Data entries:
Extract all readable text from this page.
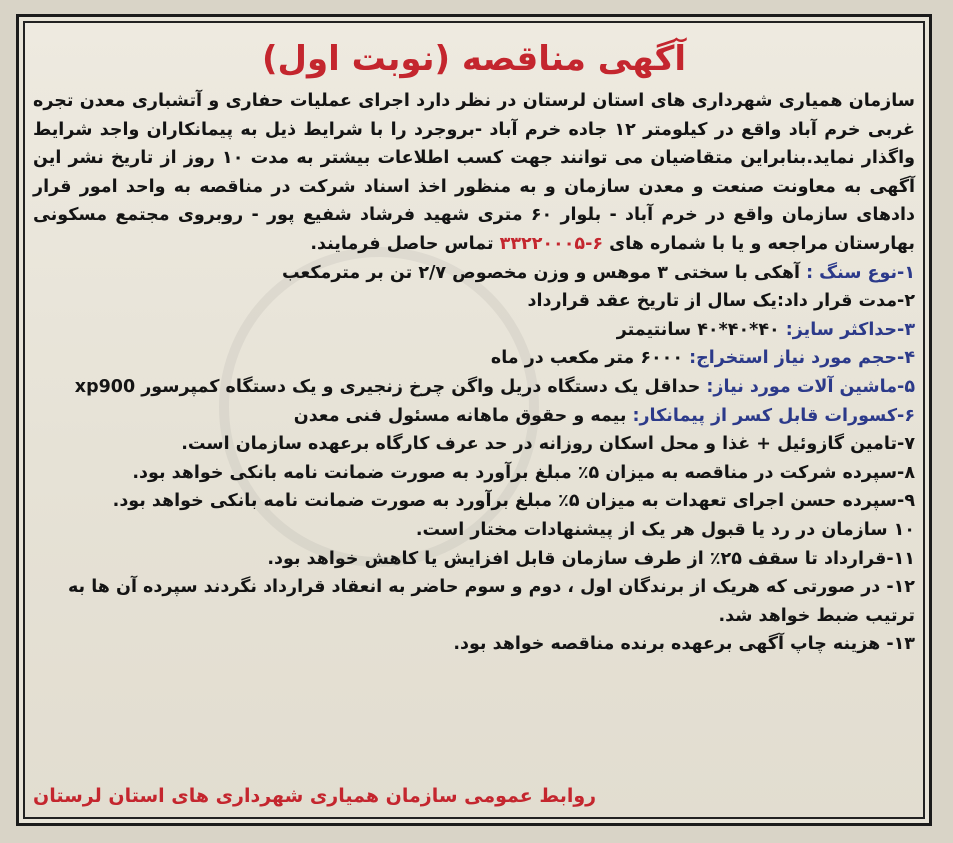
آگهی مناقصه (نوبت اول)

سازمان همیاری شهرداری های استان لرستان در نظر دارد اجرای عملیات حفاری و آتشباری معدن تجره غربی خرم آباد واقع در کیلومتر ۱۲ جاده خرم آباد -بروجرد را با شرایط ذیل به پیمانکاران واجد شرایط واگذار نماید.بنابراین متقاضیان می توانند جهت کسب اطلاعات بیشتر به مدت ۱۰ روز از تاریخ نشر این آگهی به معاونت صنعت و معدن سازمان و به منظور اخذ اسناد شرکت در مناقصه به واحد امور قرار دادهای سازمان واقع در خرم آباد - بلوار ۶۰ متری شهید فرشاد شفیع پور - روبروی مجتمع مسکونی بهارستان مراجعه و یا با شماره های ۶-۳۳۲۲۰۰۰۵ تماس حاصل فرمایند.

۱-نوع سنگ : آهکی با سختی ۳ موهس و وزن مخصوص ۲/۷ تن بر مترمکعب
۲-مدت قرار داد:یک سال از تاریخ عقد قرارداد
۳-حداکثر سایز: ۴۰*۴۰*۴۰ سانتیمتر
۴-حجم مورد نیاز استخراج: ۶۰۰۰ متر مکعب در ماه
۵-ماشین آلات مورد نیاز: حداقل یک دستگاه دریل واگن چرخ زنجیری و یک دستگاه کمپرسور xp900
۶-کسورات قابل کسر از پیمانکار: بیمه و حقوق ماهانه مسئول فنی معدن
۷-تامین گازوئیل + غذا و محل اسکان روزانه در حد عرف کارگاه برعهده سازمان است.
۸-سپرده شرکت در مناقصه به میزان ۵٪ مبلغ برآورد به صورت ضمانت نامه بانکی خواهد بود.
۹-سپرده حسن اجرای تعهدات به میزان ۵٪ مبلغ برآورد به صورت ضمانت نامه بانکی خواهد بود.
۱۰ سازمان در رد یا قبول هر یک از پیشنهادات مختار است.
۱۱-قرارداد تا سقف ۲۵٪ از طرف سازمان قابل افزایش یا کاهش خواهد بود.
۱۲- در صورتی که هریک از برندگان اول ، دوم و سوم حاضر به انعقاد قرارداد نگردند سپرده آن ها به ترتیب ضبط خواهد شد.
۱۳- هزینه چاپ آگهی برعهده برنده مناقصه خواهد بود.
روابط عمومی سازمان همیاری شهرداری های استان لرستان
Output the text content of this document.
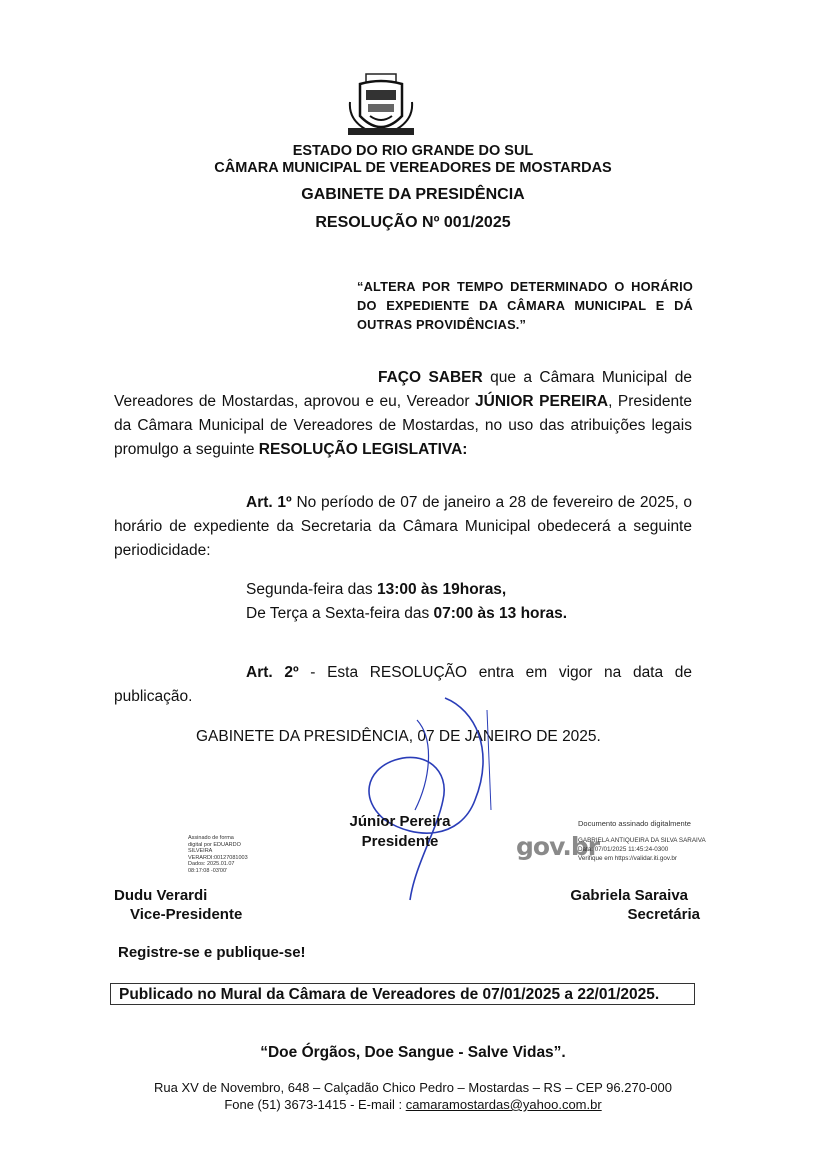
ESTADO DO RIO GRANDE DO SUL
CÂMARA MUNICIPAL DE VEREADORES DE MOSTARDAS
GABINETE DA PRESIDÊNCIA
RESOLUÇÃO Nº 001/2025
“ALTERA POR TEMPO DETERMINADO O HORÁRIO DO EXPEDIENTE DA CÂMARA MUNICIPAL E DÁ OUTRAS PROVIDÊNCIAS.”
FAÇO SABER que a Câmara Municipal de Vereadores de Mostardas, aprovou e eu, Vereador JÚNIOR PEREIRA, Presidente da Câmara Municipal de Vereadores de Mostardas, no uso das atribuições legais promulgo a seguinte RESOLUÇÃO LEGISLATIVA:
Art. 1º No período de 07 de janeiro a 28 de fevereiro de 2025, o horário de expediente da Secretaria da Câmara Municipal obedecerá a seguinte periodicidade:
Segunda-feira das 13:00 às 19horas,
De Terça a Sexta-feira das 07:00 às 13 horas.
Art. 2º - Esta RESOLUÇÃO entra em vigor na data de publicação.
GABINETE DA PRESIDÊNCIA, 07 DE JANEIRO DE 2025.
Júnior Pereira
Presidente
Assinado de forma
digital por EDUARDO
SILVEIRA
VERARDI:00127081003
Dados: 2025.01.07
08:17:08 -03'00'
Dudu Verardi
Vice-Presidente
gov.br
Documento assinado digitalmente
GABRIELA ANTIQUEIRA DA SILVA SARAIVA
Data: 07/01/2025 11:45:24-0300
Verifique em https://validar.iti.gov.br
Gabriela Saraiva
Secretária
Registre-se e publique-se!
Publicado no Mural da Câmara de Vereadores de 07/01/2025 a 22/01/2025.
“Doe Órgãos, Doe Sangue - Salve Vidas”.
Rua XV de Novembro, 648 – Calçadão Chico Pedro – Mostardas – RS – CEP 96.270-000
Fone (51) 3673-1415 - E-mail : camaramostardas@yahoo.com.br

WHAT TO DO: Copy out every line of the data that includes the word "مبلغ".

RESPONSE:
۸-سپرده شرکت در مناقصه به میزان ۵٪ مبلغ برآورد به صورت ضمانت نامه بانکی خواهد بود.
۹-سپرده حسن اجرای تعهدات به میزان ۵٪ مبلغ برآورد به صورت ضمانت نامه بانکی خواهد بود.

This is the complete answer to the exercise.